### Short exercise
Reproduce the full listing that appears beneath this instruction exactly.

** Start Data listing **

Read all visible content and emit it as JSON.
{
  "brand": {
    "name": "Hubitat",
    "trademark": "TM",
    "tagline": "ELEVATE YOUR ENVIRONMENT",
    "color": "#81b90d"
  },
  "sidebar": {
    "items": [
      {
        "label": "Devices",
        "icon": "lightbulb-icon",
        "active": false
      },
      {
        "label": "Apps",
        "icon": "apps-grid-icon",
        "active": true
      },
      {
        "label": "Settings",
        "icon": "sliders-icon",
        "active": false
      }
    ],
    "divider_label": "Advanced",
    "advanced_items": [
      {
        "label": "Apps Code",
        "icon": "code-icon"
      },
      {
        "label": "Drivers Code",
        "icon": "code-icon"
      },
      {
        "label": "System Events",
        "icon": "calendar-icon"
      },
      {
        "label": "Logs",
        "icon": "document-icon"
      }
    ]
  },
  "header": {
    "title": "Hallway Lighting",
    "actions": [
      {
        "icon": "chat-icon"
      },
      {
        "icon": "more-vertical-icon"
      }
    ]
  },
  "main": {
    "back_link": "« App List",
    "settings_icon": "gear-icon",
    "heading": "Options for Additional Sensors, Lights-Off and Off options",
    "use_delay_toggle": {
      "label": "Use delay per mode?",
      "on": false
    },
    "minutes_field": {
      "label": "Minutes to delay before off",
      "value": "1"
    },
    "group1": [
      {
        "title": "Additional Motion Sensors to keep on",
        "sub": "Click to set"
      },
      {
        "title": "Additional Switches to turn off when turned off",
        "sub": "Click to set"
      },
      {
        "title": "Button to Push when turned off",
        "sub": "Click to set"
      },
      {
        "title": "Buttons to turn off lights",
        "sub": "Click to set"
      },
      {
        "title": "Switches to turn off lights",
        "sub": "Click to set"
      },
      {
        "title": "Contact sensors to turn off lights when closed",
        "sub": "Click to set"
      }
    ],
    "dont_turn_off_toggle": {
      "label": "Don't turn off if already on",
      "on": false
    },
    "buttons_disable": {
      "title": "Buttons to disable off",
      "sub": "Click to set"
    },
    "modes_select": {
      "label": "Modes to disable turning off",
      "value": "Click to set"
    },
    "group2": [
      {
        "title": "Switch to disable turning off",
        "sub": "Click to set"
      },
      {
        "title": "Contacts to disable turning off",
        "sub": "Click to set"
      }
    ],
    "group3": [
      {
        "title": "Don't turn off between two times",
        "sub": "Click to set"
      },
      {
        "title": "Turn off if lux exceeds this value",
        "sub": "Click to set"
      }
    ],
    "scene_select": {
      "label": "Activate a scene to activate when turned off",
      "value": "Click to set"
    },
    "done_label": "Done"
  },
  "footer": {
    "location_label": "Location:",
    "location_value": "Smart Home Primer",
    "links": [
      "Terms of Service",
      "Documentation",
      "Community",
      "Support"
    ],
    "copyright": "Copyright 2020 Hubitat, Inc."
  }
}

** End Data listing **

### Written solution
Read all visible content and emit it as JSON.
{
  "brand": {
    "name": "Hubitat",
    "trademark": "TM",
    "tagline": "ELEVATE YOUR ENVIRONMENT",
    "color": "#81b90d"
  },
  "sidebar": {
    "items": [
      {
        "label": "Devices",
        "icon": "lightbulb-icon",
        "active": false
      },
      {
        "label": "Apps",
        "icon": "apps-grid-icon",
        "active": true
      },
      {
        "label": "Settings",
        "icon": "sliders-icon",
        "active": false
      }
    ],
    "divider_label": "Advanced",
    "advanced_items": [
      {
        "label": "Apps Code",
        "icon": "code-icon"
      },
      {
        "label": "Drivers Code",
        "icon": "code-icon"
      },
      {
        "label": "System Events",
        "icon": "calendar-icon"
      },
      {
        "label": "Logs",
        "icon": "document-icon"
      }
    ]
  },
  "header": {
    "title": "Hallway Lighting",
    "actions": [
      {
        "icon": "chat-icon"
      },
      {
        "icon": "more-vertical-icon"
      }
    ]
  },
  "main": {
    "back_link": "« App List",
    "settings_icon": "gear-icon",
    "heading": "Options for Additional Sensors, Lights-Off and Off options",
    "use_delay_toggle": {
      "label": "Use delay per mode?",
      "on": false
    },
    "minutes_field": {
      "label": "Minutes to delay before off",
      "value": "1"
    },
    "group1": [
      {
        "title": "Additional Motion Sensors to keep on",
        "sub": "Click to set"
      },
      {
        "title": "Additional Switches to turn off when turned off",
        "sub": "Click to set"
      },
      {
        "title": "Button to Push when turned off",
        "sub": "Click to set"
      },
      {
        "title": "Buttons to turn off lights",
        "sub": "Click to set"
      },
      {
        "title": "Switches to turn off lights",
        "sub": "Click to set"
      },
      {
        "title": "Contact sensors to turn off lights when closed",
        "sub": "Click to set"
      }
    ],
    "dont_turn_off_toggle": {
      "label": "Don't turn off if already on",
      "on": false
    },
    "buttons_disable": {
      "title": "Buttons to disable off",
      "sub": "Click to set"
    },
    "modes_select": {
      "label": "Modes to disable turning off",
      "value": "Click to set"
    },
    "group2": [
      {
        "title": "Switch to disable turning off",
        "sub": "Click to set"
      },
      {
        "title": "Contacts to disable turning off",
        "sub": "Click to set"
      }
    ],
    "group3": [
      {
        "title": "Don't turn off between two times",
        "sub": "Click to set"
      },
      {
        "title": "Turn off if lux exceeds this value",
        "sub": "Click to set"
      }
    ],
    "scene_select": {
      "label": "Activate a scene to activate when turned off",
      "value": "Click to set"
    },
    "done_label": "Done"
  },
  "footer": {
    "location_label": "Location:",
    "location_value": "Smart Home Primer",
    "links": [
      "Terms of Service",
      "Documentation",
      "Community",
      "Support"
    ],
    "copyright": "Copyright 2020 Hubitat, Inc."
  }
}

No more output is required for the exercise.